* Given instruction 1 *
In the essay on collage and urban fragments, which French verb does the word "collage" come from, and what does that verb mean?

Reuse – Collage and Urban Fragments

再利用 – 拼貼藝術及城市碎片

Otto Chung 鍾浩然


This essay draws on the experience gained from ‘Ordinary and Extraordinary’ in the ‘Mind’s Eyes’ studio led by Professor David Dernie that explored the conservation of tong lau and its existing community in Tai Kok Tsui. The project consisted of two parts: first, about the micro-scale making of Installation in Shop 191, Tai Kok Tsui Road, and second about the macro-scale adaptive reuse of a residential block, turning it into a community kitchen. The project adapted the art of collage not only as a technique of representation but also a method to explore the metaphysical world of urban fragments that soon will disappear.

‘A description of Zaira as it is today should contain all Zaira’s past.’ – Italo Calvino. ¹

In one of his novels, Italo Calvino portrays the growing issue of instrumentality in modernity through a description of Zaira from Marco Polo to Kahn. It explores the lack of understanding of symbolic meaning for matter, experience and situation in urban space.

This lost connection to the metaphysical quality of the latent world is also reflected In Dalibor Vesley’s book, Architecture in the Age of Divided Representation, which claims that the relationship between human and urban settings has been progressively divided and disembodied, further contributing to the meaningless of life in the modern era. ²  To a certain degree, conservation or adaptive reuse projects are a process of rediscovering relationships between a historical place and a contemporary one. How much of the original building can be kept and what can we add? Such questions concern mainly the instrumentality and structure of a building. Underlying them is the question of how we can create an experience or situation that enables us to react to past memories.

Collage and fragmentation
The word collage was coined by the poet Guillaume Apollinarie from the French verb ‘coller’, meaning to glue or stick. ³  This form of art involves overlaying cutout fragments of paper and provides artists with a means to explore analogical relationships between fragments of reality. Contrary to our modern understanding of fragmentation as a negative phenomeon, the art of collage is a method to explore the metaphorical potential between matters and generate new meanings while also making reference to their sources.

In the context of Hong Kong, we can perceive the city as a collage of fragments. Through constant and rapid changes, new additions and the old create juxtapositions we often fail to notice. In an area such as Tai Kok Tsui, where much district-wide redevelopment has taken place, our group recorded and rediscovered the metaphysical quality of soon-to-disappear fragments using the art of collage. In these drawings, the team explored the relationships between the fragments in our canvas. These encounters between fragments, sometimes accidential, somtimes deliberate, can point towards dream-like analogies between materials and objects, suggesting situations that frame new and poetic realities.

* Given instruction 2 *
In the entries below, copy out the lines word for word, starting at the line that contains "text-line: 第九条受纪律处分的学生属共产党员或共青团员的，: [143, 404, 863, 447]" and ending at the line that contains "text-line: 纪、违法影响今后被录用为公安机关人民警察的，一切后果: [143, 659, 863, 702]", with both of those lines included.

* Working data *
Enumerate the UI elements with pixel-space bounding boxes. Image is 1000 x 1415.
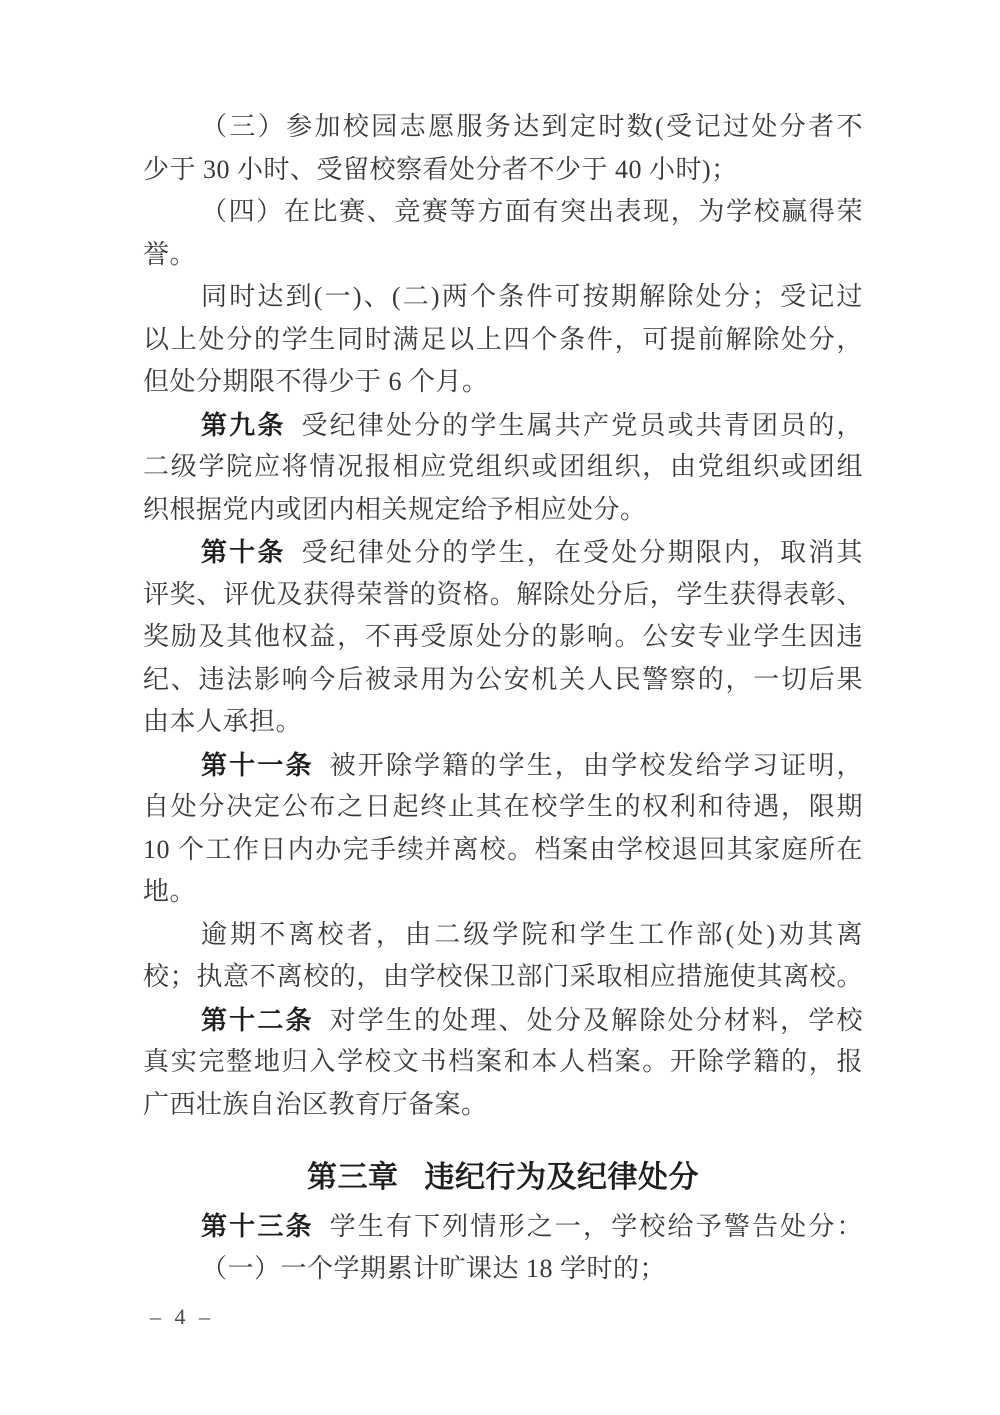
text-line: 第九条受纪律处分的学生属共产党员或共青团员的，: [143, 404, 863, 447]
text-line: 自处分决定公布之日起终止其在校学生的权利和待遇，限期: [143, 786, 863, 829]
line-text: 真实完整地归入学校文书档案和本人档案。开除学籍的，报: [143, 1047, 863, 1076]
text-line: （三）参加校园志愿服务达到定时数(受记过处分者不: [143, 106, 863, 149]
article-number: 第十三条: [201, 1211, 314, 1241]
line-text: （三）参加校园志愿服务达到定时数(受记过处分者不: [201, 112, 863, 141]
text-line: 逾期不离校者，由二级学院和学生工作部(处)劝其离: [143, 914, 863, 957]
article-number: 第十一条: [201, 750, 314, 780]
line-text: 广西壮族自治区教育厅备案。: [143, 1090, 488, 1119]
text-line: 纪、违法影响今后被录用为公安机关人民警察的，一切后果: [143, 659, 863, 702]
text-line: 评奖、评优及获得荣誉的资格。解除处分后，学生获得表彰、: [143, 574, 863, 617]
line-text: 奖励及其他权益，不再受原处分的影响。公安专业学生因违: [143, 622, 863, 651]
line-text: 誉。: [143, 240, 196, 269]
text-line: 真实完整地归入学校文书档案和本人档案。开除学籍的，报: [143, 1041, 863, 1084]
text-line: 第十一条被开除学籍的学生，由学校发给学习证明，: [143, 744, 863, 787]
line-text: 被开除学籍的学生，由学校发给学习证明，: [330, 751, 863, 780]
text-line: 誉。: [143, 234, 863, 277]
line-text: 织根据党内或团内相关规定给予相应处分。: [143, 495, 647, 524]
line-text: 二级学院应将情况报相应党组织或团组织，由党组织或团组: [143, 452, 863, 481]
text-line: 第十三条学生有下列情形之一，学校给予警告处分：: [143, 1205, 863, 1248]
line-text: 自处分决定公布之日起终止其在校学生的权利和待遇，限期: [143, 792, 863, 821]
line-text: 校；执意不离校的，由学校保卫部门采取相应措施使其离校。: [143, 962, 863, 991]
text-line: 织根据党内或团内相关规定给予相应处分。: [143, 489, 863, 532]
article-number: 第九条: [201, 410, 285, 440]
line-text: 由本人承担。: [143, 707, 302, 736]
line-text: 评奖、评优及获得荣誉的资格。解除处分后，学生获得表彰、: [143, 580, 863, 609]
text-line: 第十条受纪律处分的学生，在受处分期限内，取消其: [143, 531, 863, 574]
line-text: 纪、违法影响今后被录用为公安机关人民警察的，一切后果: [143, 665, 863, 694]
text-line: （四）在比赛、竞赛等方面有突出表现，为学校赢得荣: [143, 191, 863, 234]
text-line: 以上处分的学生同时满足以上四个条件，可提前解除处分，: [143, 319, 863, 362]
text-line: 但处分期限不得少于 6 个月。: [143, 361, 863, 404]
text-line: 地。: [143, 871, 863, 914]
text-line: 10 个工作日内办完手续并离校。档案由学校退回其家庭所在: [143, 829, 863, 872]
line-text: 少于 30 小时、受留校察看处分者不少于 40 小时)；: [143, 155, 738, 184]
line-text: 对学生的处理、处分及解除处分材料，学校: [330, 1006, 863, 1035]
text-line: 校；执意不离校的，由学校保卫部门采取相应措施使其离校。: [143, 956, 863, 999]
text-line: 由本人承担。: [143, 701, 863, 744]
chapter-number: 第三章: [307, 1161, 399, 1194]
line-text: 但处分期限不得少于 6 个月。: [143, 367, 489, 396]
line-text: （一）一个学期累计旷课达 18 学时的；: [201, 1254, 666, 1283]
text-line: 二级学院应将情况报相应党组织或团组织，由党组织或团组: [143, 446, 863, 489]
page-number: – 4 –: [150, 1304, 214, 1330]
line-text: 学生有下列情形之一，学校给予警告处分：: [330, 1212, 863, 1241]
chapter-heading: 第三章违纪行为及纪律处分: [143, 1156, 863, 1200]
text-line: 同时达到(一)、(二)两个条件可按期解除处分；受记过: [143, 276, 863, 319]
text-line: 少于 30 小时、受留校察看处分者不少于 40 小时)；: [143, 149, 863, 192]
text-line: 奖励及其他权益，不再受原处分的影响。公安专业学生因违: [143, 616, 863, 659]
line-text: 违纪行为及纪律处分: [425, 1161, 700, 1194]
line-text: 以上处分的学生同时满足以上四个条件，可提前解除处分，: [143, 325, 863, 354]
text-line: 第十二条对学生的处理、处分及解除处分材料，学校: [143, 999, 863, 1042]
line-text: 同时达到(一)、(二)两个条件可按期解除处分；受记过: [201, 282, 863, 311]
article-number: 第十二条: [201, 1005, 314, 1035]
document-page: （三）参加校园志愿服务达到定时数(受记过处分者不少于 30 小时、受留校察看处分…: [0, 0, 1000, 1415]
line-text: （四）在比赛、竞赛等方面有突出表现，为学校赢得荣: [201, 197, 863, 226]
line-text: 逾期不离校者，由二级学院和学生工作部(处)劝其离: [201, 920, 863, 949]
line-text: 地。: [143, 877, 196, 906]
line-text: 受纪律处分的学生属共产党员或共青团员的，: [301, 411, 863, 440]
article-number: 第十条: [201, 537, 285, 567]
text-line: （一）一个学期累计旷课达 18 学时的；: [143, 1248, 863, 1291]
line-text: 受纪律处分的学生，在受处分期限内，取消其: [301, 538, 863, 567]
text-line: 广西壮族自治区教育厅备案。: [143, 1084, 863, 1127]
line-text: 10 个工作日内办完手续并离校。档案由学校退回其家庭所在: [143, 835, 863, 864]
document-body: （三）参加校园志愿服务达到定时数(受记过处分者不少于 30 小时、受留校察看处分…: [143, 106, 863, 1290]
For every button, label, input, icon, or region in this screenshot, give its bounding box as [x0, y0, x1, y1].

* Full output 1 *
"Coller," meaning to glue or stick.

* Full output 2 *
text-line: 第九条受纪律处分的学生属共产党员或共青团员的，: [143, 404, 863, 447]
text-line: 自处分决定公布之日起终止其在校学生的权利和待遇，限期: [143, 786, 863, 829]
line-text: 真实完整地归入学校文书档案和本人档案。开除学籍的，报: [143, 1047, 863, 1076]
text-line: （三）参加校园志愿服务达到定时数(受记过处分者不: [143, 106, 863, 149]
article-number: 第十三条: [201, 1211, 314, 1241]
line-text: （三）参加校园志愿服务达到定时数(受记过处分者不: [201, 112, 863, 141]
text-line: 逾期不离校者，由二级学院和学生工作部(处)劝其离: [143, 914, 863, 957]
article-number: 第十一条: [201, 750, 314, 780]
line-text: 广西壮族自治区教育厅备案。: [143, 1090, 488, 1119]
text-line: 纪、违法影响今后被录用为公安机关人民警察的，一切后果: [143, 659, 863, 702]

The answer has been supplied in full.